Aim of the task =
Return the lines where the word "горизонтальных" occurs.

[Data records]
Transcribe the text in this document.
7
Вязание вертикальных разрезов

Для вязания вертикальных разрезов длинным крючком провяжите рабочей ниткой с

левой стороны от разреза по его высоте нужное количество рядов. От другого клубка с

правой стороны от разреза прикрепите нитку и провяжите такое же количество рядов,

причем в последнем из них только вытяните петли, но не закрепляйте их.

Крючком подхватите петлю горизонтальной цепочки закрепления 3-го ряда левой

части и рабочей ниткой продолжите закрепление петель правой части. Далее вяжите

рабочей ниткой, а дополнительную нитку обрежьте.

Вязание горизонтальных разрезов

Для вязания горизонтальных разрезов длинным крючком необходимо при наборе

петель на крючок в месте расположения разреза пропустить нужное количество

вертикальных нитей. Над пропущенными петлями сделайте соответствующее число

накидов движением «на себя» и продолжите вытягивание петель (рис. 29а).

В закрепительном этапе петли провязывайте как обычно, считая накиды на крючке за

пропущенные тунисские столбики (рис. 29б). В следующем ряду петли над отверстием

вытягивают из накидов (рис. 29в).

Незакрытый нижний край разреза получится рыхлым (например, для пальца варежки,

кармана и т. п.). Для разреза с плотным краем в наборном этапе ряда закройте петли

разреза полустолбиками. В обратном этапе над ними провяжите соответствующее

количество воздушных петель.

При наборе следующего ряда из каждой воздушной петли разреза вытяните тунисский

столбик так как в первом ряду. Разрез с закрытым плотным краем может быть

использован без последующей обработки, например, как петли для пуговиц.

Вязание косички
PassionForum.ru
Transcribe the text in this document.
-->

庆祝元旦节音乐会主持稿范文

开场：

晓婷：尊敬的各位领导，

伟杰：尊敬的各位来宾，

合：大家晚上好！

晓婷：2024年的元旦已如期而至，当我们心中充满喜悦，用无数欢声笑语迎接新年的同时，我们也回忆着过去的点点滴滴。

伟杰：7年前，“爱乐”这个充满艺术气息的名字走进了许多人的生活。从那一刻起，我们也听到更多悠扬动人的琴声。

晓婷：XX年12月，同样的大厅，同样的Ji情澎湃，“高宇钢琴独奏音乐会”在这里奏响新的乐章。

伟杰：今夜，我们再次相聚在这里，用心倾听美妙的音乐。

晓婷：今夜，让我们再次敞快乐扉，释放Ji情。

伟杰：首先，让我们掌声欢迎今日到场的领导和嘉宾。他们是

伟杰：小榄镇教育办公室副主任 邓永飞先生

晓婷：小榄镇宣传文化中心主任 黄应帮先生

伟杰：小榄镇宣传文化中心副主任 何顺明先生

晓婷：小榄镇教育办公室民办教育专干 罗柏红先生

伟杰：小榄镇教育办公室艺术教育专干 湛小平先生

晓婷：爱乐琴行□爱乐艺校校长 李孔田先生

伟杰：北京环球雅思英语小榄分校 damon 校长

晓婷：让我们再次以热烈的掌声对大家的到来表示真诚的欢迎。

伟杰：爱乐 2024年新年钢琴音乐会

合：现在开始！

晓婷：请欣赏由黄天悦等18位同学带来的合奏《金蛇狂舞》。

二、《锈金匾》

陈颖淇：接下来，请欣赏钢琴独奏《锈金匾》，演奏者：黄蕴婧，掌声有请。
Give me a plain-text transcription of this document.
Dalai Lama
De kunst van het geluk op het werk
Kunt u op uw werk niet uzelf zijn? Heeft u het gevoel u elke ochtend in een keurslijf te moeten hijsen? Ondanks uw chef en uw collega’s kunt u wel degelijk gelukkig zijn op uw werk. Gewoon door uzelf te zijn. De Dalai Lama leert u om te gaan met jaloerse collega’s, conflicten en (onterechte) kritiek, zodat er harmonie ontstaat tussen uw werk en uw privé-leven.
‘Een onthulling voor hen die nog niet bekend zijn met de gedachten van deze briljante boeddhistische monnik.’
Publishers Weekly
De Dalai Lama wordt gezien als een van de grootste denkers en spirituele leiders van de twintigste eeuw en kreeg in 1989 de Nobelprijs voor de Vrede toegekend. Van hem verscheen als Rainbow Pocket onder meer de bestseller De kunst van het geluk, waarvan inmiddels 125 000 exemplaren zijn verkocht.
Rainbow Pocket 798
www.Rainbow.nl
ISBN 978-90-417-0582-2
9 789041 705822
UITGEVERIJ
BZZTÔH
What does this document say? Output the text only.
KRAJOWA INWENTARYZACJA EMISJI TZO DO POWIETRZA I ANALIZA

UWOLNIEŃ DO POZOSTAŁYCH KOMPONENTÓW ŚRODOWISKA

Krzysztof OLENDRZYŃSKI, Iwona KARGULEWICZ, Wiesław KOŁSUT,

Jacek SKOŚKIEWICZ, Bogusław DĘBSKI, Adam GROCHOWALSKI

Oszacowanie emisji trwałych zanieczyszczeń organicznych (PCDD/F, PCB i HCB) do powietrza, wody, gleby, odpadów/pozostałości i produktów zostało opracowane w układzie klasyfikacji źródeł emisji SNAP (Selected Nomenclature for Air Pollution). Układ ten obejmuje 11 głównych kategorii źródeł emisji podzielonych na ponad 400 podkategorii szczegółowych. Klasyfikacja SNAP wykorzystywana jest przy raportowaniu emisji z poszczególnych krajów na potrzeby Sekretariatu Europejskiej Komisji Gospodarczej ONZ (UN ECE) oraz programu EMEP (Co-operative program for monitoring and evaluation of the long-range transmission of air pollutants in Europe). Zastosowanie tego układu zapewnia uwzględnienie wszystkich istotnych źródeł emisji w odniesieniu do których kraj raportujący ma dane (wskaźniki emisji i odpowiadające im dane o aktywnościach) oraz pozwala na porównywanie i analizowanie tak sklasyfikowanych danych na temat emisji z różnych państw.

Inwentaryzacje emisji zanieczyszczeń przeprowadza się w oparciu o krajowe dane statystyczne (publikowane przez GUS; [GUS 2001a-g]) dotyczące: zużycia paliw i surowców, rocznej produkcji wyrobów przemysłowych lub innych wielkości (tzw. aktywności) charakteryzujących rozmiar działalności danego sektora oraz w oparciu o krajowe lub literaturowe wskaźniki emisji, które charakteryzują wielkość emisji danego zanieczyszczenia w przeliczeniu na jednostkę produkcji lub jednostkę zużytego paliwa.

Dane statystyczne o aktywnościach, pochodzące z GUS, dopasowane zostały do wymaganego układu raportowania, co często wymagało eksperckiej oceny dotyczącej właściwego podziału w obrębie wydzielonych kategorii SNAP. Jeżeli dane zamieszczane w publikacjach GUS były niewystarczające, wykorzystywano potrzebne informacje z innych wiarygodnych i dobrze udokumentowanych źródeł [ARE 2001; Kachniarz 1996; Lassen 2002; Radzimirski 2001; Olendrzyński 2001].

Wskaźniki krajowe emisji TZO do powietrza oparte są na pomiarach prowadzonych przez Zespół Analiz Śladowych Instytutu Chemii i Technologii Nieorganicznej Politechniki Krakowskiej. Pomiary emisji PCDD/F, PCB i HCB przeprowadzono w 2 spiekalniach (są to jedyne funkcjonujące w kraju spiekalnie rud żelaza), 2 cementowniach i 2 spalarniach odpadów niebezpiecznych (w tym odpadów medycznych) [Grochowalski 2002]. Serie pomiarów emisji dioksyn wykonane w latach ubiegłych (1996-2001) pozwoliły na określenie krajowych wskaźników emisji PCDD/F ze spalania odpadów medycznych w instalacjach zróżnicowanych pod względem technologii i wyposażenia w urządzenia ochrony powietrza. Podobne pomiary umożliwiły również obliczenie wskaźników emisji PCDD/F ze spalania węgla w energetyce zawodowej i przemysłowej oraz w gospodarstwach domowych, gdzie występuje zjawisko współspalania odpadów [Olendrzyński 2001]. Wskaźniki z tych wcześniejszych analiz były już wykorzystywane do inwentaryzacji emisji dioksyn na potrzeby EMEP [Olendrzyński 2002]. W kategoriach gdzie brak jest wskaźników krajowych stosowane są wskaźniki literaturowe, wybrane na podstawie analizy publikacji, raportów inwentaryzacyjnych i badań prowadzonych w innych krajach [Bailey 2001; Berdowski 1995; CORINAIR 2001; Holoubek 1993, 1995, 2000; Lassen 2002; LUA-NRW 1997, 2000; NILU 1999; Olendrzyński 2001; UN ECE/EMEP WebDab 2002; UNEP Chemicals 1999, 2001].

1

Solution =
Вязание горизонтальных разрезов
Для вязания горизонтальных разрезов длинным крючком необходимо при наборе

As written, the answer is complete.